start Record extracts
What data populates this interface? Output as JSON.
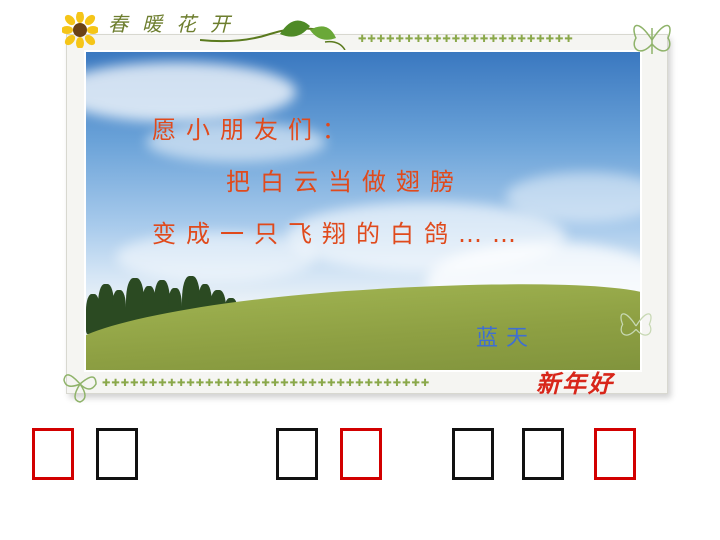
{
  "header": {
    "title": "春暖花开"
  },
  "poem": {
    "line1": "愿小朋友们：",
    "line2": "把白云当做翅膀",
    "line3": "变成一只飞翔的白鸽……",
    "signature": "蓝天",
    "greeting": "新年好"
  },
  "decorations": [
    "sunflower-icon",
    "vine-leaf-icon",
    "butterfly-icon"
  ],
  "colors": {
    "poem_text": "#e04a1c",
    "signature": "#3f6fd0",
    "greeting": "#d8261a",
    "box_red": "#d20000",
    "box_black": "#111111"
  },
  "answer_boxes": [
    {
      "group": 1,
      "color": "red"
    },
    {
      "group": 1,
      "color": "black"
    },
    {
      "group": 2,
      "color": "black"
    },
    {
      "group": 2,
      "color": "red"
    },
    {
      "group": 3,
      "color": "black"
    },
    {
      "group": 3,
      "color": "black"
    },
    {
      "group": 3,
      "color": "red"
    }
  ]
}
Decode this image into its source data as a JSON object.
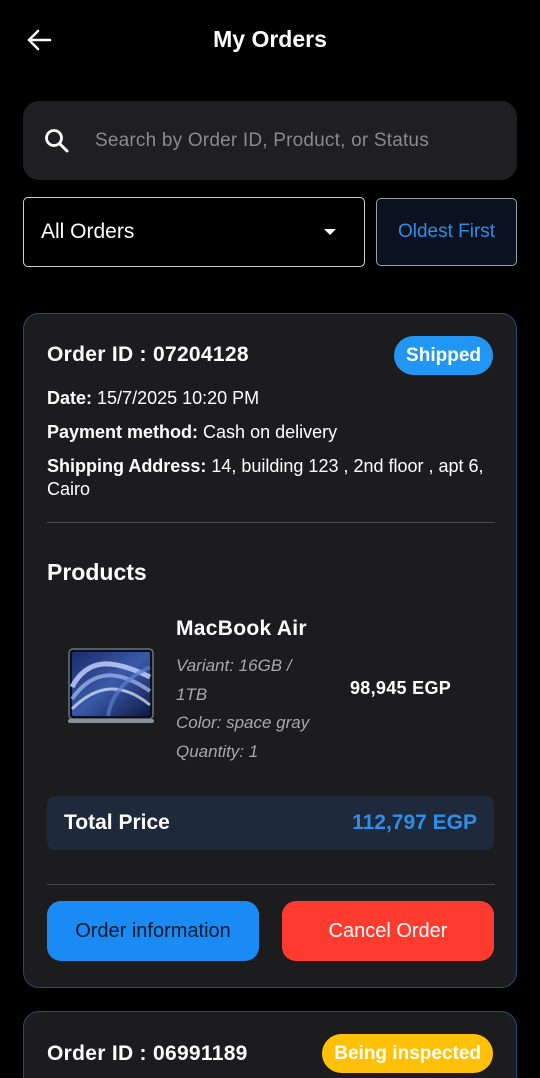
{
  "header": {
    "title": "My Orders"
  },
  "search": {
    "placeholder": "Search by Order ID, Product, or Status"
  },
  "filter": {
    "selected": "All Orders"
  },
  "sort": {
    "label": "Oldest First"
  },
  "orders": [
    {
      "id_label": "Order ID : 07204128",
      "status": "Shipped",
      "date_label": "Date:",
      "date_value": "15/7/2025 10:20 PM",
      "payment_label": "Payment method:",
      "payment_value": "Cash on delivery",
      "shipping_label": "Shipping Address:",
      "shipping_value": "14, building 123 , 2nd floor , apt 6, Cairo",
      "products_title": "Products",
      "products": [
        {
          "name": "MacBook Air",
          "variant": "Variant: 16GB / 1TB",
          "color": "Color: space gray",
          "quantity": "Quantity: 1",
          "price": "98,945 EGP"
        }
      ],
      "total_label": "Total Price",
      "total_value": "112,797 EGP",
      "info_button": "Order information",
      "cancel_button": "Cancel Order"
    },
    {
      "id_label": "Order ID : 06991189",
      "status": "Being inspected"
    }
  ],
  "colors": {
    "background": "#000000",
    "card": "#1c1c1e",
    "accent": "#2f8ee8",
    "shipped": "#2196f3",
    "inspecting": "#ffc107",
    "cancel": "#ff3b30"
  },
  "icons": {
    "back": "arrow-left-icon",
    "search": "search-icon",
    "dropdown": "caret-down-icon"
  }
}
end Record extracts
- Problem statement
Copy the listing in full and without alteration, omitting every picture.

- Full answer
What data populates this interface? Output as JSON.
{
  "header": {
    "title": "春暖花开"
  },
  "poem": {
    "line1": "愿小朋友们：",
    "line2": "把白云当做翅膀",
    "line3": "变成一只飞翔的白鸽……",
    "signature": "蓝天",
    "greeting": "新年好"
  },
  "decorations": [
    "sunflower-icon",
    "vine-leaf-icon",
    "butterfly-icon"
  ],
  "colors": {
    "poem_text": "#e04a1c",
    "signature": "#3f6fd0",
    "greeting": "#d8261a",
    "box_red": "#d20000",
    "box_black": "#111111"
  },
  "answer_boxes": [
    {
      "group": 1,
      "color": "red"
    },
    {
      "group": 1,
      "color": "black"
    },
    {
      "group": 2,
      "color": "black"
    },
    {
      "group": 2,
      "color": "red"
    },
    {
      "group": 3,
      "color": "black"
    },
    {
      "group": 3,
      "color": "black"
    },
    {
      "group": 3,
      "color": "red"
    }
  ]
}
Decode this image into its source data as a JSON object.
{
  "header": {
    "title": "My Orders"
  },
  "search": {
    "placeholder": "Search by Order ID, Product, or Status"
  },
  "filter": {
    "selected": "All Orders"
  },
  "sort": {
    "label": "Oldest First"
  },
  "orders": [
    {
      "id_label": "Order ID : 07204128",
      "status": "Shipped",
      "date_label": "Date:",
      "date_value": "15/7/2025 10:20 PM",
      "payment_label": "Payment method:",
      "payment_value": "Cash on delivery",
      "shipping_label": "Shipping Address:",
      "shipping_value": "14, building 123 , 2nd floor , apt 6, Cairo",
      "products_title": "Products",
      "products": [
        {
          "name": "MacBook Air",
          "variant": "Variant: 16GB / 1TB",
          "color": "Color: space gray",
          "quantity": "Quantity: 1",
          "price": "98,945 EGP"
        }
      ],
      "total_label": "Total Price",
      "total_value": "112,797 EGP",
      "info_button": "Order information",
      "cancel_button": "Cancel Order"
    },
    {
      "id_label": "Order ID : 06991189",
      "status": "Being inspected"
    }
  ],
  "colors": {
    "background": "#000000",
    "card": "#1c1c1e",
    "accent": "#2f8ee8",
    "shipped": "#2196f3",
    "inspecting": "#ffc107",
    "cancel": "#ff3b30"
  },
  "icons": {
    "back": "arrow-left-icon",
    "search": "search-icon",
    "dropdown": "caret-down-icon"
  }
}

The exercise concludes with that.